• _TASK DETAILS_: Tally up the lines below that include the word "like". Answer with the number alone.

[Extracted records]
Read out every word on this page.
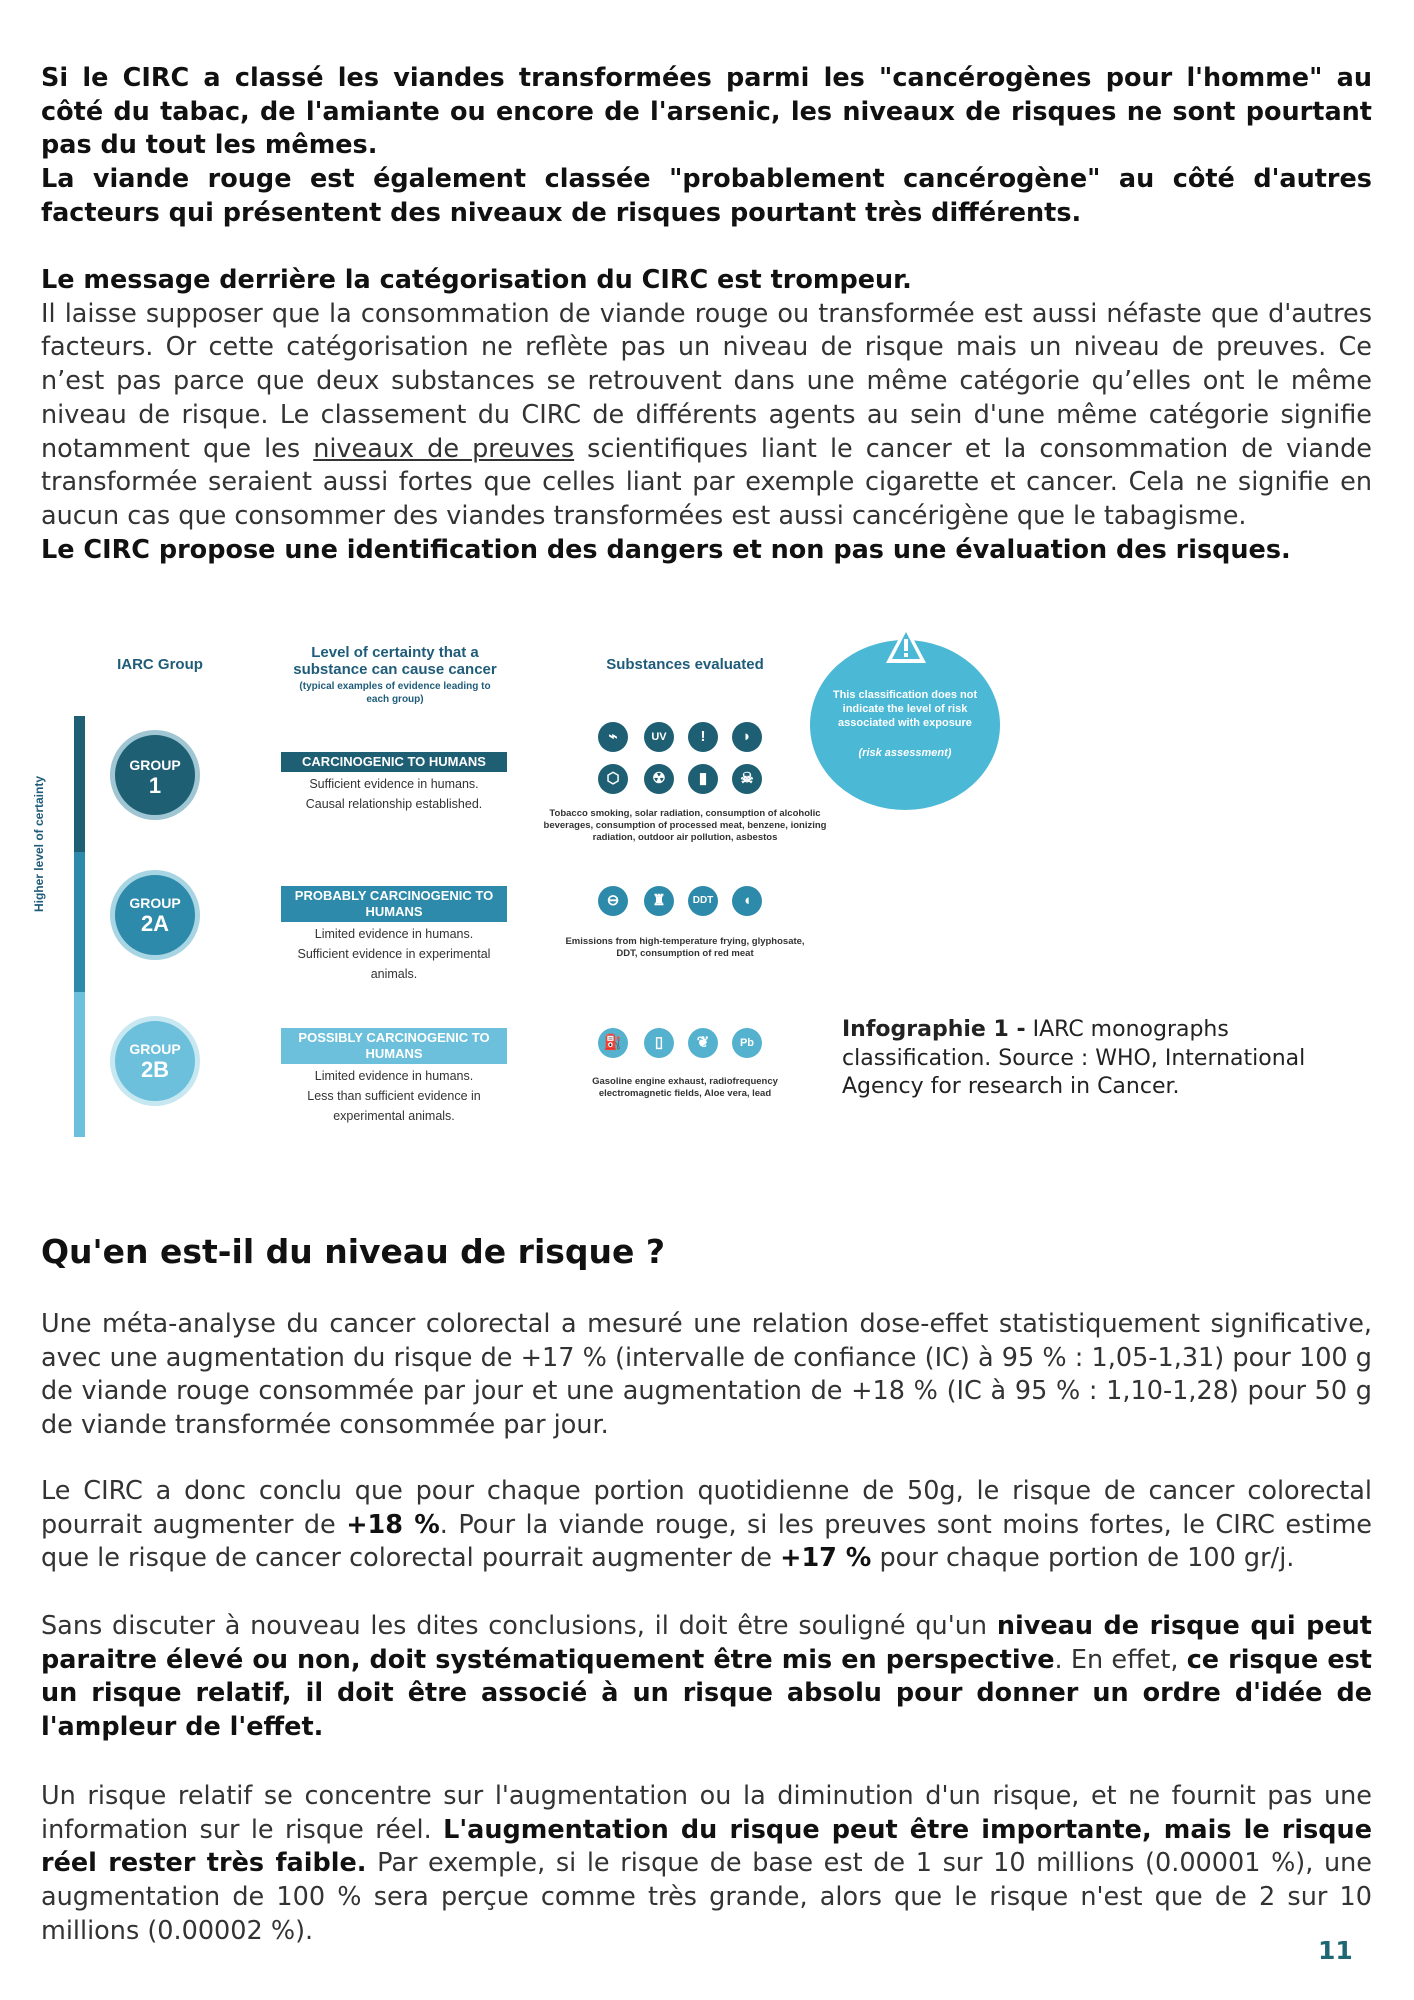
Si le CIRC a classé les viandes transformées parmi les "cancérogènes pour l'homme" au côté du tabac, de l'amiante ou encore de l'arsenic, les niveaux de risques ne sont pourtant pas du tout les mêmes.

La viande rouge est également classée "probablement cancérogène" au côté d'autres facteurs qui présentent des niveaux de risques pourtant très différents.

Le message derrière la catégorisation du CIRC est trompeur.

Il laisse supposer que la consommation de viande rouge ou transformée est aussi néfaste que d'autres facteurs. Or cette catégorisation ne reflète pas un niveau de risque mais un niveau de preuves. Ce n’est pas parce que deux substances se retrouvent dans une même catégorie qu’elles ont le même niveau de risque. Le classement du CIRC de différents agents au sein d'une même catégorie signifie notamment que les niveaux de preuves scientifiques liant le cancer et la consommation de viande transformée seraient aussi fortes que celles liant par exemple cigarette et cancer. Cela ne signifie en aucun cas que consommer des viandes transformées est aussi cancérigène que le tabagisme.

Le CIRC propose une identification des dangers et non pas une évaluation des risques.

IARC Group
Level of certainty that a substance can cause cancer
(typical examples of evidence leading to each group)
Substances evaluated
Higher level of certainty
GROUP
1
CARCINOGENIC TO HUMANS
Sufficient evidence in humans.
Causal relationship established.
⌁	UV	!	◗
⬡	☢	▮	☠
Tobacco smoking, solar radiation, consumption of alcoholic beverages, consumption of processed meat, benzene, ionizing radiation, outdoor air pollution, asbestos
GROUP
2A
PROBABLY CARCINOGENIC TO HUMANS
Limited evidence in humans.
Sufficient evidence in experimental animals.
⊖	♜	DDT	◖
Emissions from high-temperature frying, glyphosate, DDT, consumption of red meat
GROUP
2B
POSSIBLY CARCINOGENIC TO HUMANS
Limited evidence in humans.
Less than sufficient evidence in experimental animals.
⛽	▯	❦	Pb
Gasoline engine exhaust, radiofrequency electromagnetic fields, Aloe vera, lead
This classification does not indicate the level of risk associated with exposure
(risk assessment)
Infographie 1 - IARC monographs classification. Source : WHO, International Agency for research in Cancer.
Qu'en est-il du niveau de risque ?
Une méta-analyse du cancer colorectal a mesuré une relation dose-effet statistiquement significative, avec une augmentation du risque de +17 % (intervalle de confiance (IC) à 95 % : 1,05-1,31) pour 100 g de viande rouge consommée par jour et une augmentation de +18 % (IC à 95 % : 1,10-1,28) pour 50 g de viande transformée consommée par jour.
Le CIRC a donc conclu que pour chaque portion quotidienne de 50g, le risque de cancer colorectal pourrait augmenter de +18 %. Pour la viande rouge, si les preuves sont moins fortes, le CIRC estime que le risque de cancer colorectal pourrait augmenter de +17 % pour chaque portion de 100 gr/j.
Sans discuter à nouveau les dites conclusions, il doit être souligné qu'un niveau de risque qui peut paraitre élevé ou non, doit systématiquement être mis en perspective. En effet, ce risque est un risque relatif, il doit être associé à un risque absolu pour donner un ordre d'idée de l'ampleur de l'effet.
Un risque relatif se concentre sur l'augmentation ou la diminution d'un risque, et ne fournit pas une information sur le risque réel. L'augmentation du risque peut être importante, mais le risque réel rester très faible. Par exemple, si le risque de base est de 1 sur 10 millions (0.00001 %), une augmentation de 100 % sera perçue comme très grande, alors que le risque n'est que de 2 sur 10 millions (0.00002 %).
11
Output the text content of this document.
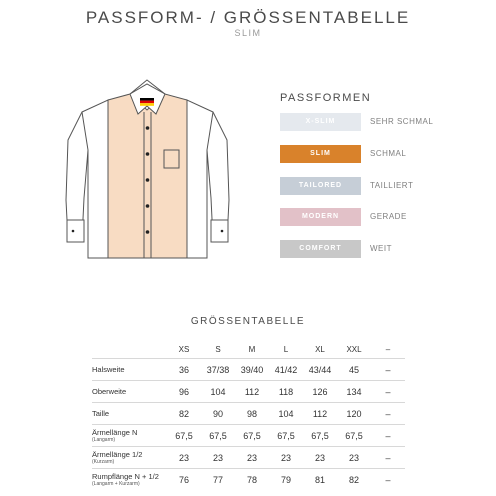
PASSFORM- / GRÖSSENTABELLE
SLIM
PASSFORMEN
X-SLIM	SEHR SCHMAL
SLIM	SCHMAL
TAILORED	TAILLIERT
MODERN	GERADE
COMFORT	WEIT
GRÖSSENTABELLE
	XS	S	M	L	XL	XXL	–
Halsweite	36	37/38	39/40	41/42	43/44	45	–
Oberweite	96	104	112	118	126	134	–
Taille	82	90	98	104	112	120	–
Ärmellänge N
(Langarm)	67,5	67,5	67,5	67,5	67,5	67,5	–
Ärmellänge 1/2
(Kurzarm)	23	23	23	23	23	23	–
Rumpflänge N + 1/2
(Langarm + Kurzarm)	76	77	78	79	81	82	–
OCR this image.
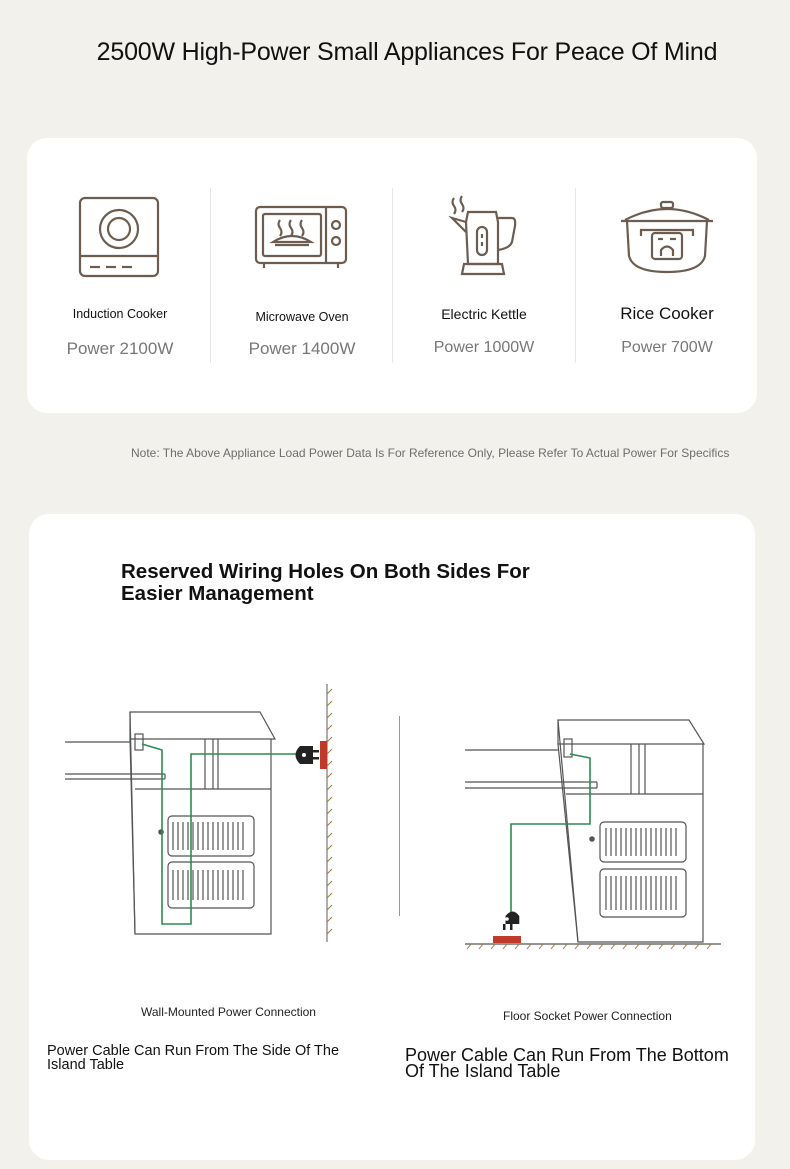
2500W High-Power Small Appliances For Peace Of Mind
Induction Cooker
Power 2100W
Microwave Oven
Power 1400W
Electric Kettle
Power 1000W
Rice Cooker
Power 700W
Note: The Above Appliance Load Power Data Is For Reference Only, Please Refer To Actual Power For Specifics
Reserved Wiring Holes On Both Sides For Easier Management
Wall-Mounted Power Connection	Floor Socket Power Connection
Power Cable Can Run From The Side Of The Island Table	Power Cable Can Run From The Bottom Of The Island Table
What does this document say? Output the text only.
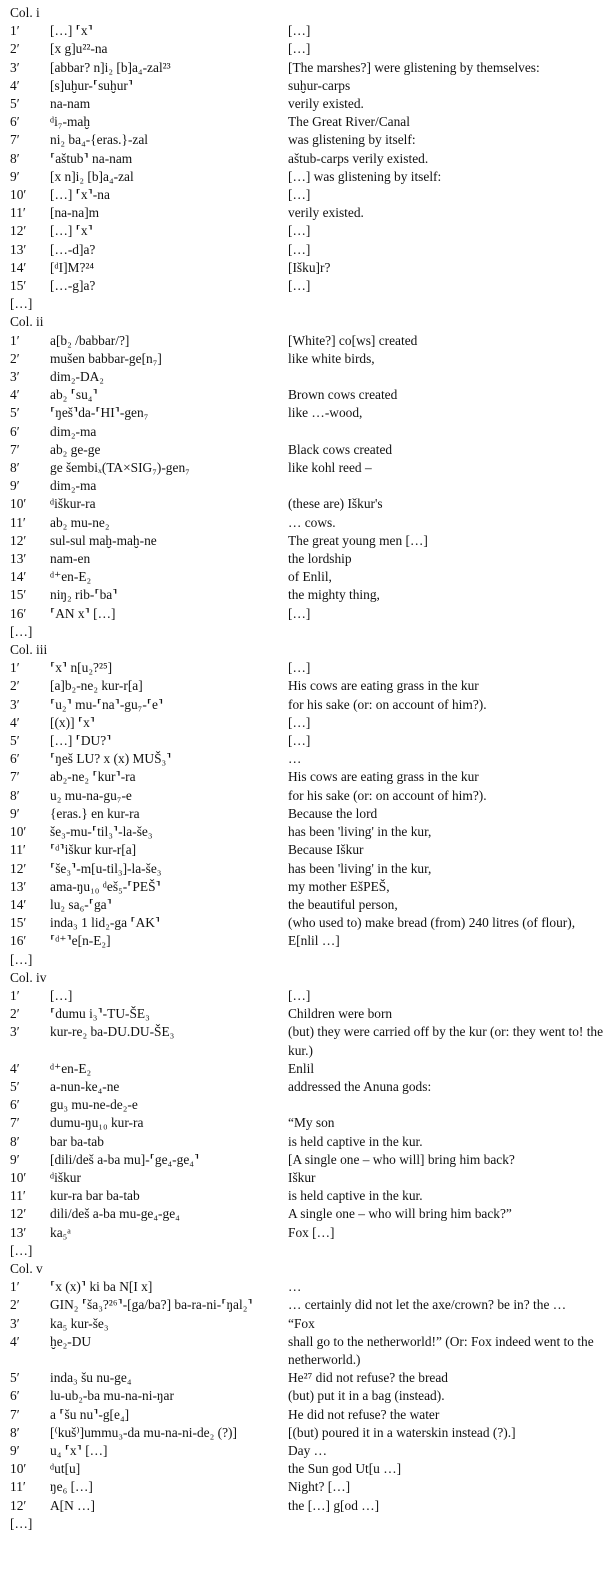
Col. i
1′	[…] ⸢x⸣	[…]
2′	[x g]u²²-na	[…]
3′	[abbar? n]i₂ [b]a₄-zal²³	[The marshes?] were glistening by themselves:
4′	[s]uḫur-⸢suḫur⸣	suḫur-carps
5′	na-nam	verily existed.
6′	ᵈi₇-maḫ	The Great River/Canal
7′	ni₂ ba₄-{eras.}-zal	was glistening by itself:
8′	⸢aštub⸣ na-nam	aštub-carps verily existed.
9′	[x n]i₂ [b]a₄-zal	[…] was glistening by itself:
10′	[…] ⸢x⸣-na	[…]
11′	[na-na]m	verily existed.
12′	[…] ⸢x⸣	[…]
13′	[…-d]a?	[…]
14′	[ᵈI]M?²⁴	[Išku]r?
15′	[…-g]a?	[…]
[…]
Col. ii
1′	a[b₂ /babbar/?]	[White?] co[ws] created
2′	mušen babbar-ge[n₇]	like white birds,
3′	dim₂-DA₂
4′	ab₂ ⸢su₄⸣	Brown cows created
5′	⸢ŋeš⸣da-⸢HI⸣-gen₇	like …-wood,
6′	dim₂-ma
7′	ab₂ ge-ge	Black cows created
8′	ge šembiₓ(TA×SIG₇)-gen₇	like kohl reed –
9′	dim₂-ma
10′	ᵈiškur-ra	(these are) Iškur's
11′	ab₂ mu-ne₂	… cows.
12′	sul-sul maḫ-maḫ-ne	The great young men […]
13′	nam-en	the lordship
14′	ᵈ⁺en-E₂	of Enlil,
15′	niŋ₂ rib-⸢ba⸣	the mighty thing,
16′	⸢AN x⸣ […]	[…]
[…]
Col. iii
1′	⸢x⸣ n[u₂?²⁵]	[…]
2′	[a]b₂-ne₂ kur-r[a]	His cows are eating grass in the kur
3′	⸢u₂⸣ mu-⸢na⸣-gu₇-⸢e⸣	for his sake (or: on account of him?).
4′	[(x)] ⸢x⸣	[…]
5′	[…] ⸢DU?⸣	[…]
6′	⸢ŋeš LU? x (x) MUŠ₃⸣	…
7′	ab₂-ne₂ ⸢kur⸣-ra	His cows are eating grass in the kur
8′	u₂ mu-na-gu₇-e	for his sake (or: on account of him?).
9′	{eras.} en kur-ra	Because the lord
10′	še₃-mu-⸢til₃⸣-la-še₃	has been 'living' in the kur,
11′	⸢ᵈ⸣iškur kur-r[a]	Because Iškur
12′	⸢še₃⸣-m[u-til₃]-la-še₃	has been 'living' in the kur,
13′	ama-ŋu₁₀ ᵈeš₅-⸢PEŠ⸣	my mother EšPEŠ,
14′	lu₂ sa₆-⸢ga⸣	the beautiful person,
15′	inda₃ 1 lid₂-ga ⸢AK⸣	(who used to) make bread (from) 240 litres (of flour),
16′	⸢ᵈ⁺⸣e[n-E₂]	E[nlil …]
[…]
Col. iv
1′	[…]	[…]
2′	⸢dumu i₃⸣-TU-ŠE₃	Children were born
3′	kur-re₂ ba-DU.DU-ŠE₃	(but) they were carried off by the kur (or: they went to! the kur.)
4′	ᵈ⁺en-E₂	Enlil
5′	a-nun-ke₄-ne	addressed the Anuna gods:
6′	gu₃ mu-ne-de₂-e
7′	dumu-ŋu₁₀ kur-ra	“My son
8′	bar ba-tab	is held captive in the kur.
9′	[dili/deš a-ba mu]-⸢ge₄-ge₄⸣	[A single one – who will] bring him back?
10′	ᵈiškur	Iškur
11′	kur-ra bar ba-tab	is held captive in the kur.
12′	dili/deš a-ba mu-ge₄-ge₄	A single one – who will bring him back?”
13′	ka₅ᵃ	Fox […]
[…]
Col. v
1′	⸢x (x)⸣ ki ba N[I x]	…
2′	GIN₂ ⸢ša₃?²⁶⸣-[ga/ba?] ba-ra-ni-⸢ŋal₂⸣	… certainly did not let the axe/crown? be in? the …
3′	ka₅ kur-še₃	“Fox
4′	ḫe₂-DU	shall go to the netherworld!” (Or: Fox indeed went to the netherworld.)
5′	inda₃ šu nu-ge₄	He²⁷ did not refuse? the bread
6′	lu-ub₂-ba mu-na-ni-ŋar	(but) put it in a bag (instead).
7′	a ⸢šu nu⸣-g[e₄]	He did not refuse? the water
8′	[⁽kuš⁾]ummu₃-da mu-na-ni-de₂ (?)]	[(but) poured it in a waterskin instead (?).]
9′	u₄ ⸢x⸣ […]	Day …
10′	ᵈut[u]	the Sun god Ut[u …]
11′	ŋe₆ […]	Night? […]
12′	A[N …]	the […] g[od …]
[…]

• _EXERCISE RESULT_: 3